_STORED ROWS_.
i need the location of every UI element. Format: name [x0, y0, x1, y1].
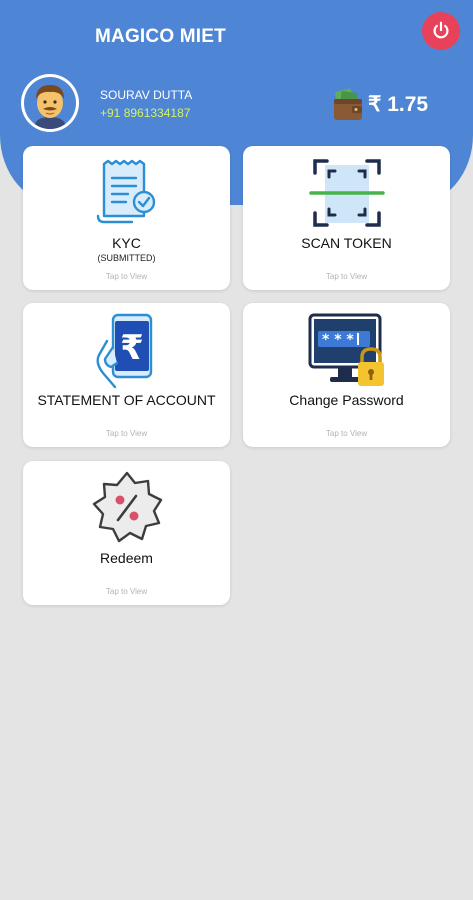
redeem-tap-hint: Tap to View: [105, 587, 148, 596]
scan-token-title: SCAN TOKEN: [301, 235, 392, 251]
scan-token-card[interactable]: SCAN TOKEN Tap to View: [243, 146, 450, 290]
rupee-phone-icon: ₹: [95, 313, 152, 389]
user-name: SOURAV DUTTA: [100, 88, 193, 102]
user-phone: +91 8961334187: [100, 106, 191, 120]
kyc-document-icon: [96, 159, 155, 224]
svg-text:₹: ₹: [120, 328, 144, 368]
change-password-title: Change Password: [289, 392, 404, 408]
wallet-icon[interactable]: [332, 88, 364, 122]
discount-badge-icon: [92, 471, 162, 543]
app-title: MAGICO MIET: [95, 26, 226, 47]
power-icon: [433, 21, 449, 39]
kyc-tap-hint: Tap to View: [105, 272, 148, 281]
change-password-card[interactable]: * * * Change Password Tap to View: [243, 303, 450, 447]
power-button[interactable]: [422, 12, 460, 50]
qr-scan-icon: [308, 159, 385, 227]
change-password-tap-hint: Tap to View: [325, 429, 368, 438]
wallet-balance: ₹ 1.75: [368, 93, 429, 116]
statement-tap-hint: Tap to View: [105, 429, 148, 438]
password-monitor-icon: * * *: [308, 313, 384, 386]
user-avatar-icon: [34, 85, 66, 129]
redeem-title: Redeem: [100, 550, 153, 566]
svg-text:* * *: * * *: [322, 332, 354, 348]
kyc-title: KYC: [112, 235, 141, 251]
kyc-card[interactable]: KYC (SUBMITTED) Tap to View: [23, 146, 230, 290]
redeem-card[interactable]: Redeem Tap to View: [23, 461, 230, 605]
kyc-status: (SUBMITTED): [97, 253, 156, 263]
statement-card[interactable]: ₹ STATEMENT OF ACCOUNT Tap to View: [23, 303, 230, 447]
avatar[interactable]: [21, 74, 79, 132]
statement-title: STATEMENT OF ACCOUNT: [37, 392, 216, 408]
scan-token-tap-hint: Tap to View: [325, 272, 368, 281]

==

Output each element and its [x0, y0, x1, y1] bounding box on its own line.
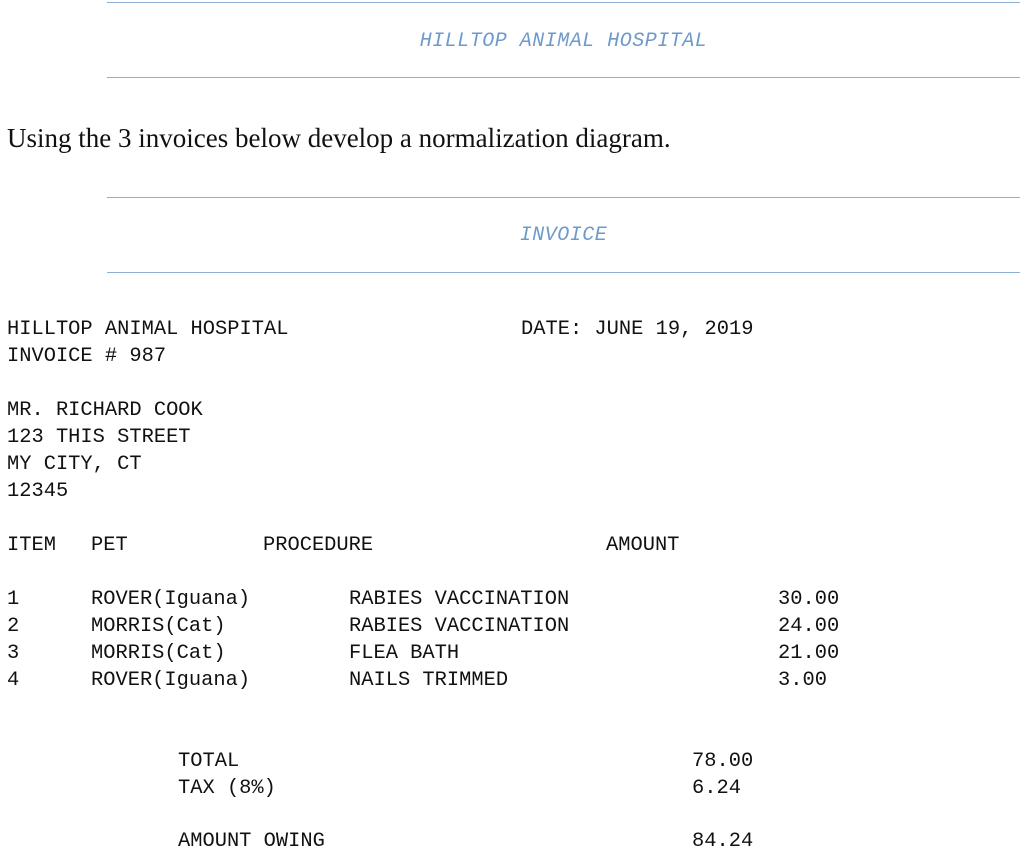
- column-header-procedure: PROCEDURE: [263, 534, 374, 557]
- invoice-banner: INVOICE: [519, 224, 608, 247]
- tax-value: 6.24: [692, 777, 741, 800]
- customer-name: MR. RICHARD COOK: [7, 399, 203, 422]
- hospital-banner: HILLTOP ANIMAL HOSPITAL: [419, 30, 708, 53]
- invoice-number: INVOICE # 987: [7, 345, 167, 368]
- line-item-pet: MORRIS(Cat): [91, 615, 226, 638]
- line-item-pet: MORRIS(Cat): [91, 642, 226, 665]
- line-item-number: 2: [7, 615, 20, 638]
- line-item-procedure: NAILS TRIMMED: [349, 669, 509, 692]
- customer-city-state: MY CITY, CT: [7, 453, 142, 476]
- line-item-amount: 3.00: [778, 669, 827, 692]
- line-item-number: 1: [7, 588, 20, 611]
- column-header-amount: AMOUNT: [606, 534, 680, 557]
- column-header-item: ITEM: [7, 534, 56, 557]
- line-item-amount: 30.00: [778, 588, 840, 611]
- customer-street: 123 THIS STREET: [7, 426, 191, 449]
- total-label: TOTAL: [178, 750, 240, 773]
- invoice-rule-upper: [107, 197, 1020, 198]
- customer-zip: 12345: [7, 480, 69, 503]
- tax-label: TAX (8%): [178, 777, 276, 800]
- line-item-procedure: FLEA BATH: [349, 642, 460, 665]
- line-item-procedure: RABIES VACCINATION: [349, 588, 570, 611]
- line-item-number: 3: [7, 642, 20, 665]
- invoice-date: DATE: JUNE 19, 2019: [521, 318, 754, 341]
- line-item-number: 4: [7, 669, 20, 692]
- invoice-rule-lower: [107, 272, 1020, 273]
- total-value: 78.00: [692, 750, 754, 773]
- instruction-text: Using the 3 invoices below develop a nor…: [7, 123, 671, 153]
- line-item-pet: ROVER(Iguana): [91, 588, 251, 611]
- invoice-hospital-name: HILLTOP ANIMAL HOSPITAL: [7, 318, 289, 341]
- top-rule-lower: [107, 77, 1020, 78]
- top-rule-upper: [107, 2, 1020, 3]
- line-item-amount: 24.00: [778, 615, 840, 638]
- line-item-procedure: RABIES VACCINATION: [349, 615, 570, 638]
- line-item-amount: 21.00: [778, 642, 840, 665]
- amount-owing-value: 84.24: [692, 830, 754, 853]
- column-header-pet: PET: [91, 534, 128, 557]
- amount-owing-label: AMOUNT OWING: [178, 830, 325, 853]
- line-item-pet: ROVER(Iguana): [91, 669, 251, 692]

--

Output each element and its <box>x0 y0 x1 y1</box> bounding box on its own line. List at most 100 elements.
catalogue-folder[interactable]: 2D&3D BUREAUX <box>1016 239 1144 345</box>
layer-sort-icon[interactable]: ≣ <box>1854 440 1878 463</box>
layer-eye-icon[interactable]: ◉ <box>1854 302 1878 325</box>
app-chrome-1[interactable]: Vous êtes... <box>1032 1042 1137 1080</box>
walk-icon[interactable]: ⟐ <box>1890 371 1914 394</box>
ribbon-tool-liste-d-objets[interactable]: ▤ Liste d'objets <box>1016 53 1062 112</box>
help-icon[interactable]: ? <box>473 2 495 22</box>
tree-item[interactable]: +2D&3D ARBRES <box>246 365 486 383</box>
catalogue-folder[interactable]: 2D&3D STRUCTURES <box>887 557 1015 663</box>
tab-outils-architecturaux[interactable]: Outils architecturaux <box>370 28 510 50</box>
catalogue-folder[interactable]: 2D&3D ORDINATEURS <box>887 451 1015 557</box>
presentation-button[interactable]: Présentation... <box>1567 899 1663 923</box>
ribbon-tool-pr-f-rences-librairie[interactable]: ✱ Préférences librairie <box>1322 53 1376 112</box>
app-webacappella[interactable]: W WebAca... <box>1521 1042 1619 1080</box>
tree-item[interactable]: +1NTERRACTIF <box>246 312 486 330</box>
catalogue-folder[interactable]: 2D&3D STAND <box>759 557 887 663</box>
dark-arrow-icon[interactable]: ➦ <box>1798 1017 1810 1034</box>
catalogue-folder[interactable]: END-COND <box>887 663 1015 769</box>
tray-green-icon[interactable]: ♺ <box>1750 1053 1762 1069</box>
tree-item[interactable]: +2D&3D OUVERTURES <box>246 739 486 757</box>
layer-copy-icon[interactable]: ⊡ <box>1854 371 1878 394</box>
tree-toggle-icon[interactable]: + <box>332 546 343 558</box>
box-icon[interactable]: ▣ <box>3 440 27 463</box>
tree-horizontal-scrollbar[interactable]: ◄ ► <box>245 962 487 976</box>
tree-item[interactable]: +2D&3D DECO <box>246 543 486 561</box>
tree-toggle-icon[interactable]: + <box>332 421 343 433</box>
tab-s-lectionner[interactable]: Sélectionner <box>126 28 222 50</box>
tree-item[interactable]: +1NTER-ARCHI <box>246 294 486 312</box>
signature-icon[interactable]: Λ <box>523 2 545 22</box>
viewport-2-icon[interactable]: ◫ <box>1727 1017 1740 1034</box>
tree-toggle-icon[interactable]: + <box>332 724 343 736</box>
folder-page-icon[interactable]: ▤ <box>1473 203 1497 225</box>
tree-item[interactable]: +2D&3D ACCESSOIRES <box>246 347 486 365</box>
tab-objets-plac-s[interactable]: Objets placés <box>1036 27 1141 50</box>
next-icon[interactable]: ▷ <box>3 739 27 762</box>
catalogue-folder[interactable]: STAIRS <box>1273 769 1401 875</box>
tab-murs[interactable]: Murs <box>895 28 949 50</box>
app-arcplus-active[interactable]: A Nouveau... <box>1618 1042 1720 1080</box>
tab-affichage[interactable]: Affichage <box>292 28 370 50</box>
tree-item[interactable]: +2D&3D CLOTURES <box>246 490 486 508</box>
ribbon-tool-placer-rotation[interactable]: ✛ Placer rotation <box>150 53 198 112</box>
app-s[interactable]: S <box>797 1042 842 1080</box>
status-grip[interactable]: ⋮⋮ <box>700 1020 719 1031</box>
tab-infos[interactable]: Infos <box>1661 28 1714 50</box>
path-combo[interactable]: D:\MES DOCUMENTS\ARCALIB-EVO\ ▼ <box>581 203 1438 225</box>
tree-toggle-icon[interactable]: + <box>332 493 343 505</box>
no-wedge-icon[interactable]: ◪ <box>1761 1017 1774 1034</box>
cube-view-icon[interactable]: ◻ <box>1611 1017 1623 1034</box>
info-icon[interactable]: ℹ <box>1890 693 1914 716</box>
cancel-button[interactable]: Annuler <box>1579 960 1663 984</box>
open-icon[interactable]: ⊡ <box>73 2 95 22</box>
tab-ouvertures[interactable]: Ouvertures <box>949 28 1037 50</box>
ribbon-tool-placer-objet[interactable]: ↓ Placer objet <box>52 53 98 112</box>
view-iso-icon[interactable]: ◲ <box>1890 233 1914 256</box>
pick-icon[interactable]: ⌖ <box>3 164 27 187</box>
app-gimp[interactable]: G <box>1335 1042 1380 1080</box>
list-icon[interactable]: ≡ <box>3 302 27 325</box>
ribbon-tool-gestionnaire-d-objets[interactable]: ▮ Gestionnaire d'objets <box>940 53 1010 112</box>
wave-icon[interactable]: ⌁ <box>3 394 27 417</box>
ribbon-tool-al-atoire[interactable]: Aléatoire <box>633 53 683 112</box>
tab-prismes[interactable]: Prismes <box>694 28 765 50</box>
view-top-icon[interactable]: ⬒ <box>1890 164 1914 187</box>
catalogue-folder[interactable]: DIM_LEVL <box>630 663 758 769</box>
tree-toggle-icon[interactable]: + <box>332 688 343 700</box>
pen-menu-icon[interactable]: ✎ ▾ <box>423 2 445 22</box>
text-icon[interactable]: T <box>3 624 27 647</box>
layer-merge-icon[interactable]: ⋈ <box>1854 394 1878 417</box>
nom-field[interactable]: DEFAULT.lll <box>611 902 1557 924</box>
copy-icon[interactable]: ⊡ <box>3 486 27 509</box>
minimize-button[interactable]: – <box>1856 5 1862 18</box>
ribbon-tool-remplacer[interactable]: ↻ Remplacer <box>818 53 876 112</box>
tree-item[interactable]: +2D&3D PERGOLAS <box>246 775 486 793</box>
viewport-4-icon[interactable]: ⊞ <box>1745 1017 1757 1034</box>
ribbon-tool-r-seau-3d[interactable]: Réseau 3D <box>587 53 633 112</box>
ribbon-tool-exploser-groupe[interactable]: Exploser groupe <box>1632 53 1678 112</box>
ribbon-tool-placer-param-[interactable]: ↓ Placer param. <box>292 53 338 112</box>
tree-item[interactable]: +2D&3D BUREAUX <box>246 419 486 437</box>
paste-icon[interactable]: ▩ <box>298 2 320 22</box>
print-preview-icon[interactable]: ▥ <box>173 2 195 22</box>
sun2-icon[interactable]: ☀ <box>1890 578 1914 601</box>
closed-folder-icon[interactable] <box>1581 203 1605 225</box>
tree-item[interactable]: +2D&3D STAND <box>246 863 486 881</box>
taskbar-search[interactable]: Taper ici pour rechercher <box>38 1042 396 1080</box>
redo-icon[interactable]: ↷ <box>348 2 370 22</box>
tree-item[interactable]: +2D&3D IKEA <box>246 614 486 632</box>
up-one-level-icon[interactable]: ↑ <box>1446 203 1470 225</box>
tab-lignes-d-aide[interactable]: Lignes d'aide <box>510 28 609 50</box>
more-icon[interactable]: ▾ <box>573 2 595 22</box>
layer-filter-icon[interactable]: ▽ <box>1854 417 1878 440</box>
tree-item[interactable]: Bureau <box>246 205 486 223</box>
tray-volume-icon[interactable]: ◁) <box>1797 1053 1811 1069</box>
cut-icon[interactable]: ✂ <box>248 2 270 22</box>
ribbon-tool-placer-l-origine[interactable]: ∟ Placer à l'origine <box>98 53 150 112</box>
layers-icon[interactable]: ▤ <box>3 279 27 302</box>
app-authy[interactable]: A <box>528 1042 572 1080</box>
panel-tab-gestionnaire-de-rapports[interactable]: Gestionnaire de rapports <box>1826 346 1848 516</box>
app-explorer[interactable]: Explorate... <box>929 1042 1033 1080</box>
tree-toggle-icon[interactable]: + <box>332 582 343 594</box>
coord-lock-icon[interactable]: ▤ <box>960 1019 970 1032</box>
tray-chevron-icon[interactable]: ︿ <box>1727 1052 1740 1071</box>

_TASK INSTRUCTIONS_. Convert the lines between the one holding "Output each element and its <box>x0" and the one holding "catalogue-folder[interactable]: 2D&3D STRUCTURES", inclusive, into a Markdown table with the columns Row and Line. Number each line in order and leave out any blank lines.

_EXERCISE ANSWER_.
| Row | Line |
|---|---|
| 1 | Output each element and its <box>x0 y0 x1 y1</box> bounding box on its own line. List at most 100 elements. |
| 2 | catalogue-folder[interactable]: 2D&3D BUREAUX <box>1016 239 1144 345</box> |
| 3 | layer-sort-icon[interactable]: ≣ <box>1854 440 1878 463</box> |
| 4 | layer-eye-icon[interactable]: ◉ <box>1854 302 1878 325</box> |
| 5 | app-chrome-1[interactable]: Vous êtes... <box>1032 1042 1137 1080</box> |
| 6 | walk-icon[interactable]: ⟐ <box>1890 371 1914 394</box> |
| 7 | ribbon-tool-liste-d-objets[interactable]: ▤ Liste d'objets <box>1016 53 1062 112</box> |
| 8 | help-icon[interactable]: ? <box>473 2 495 22</box> |
| 9 | tree-item[interactable]: +2D&3D ARBRES <box>246 365 486 383</box> |
| 10 | catalogue-folder[interactable]: 2D&3D STRUCTURES <box>887 557 1015 663</box> |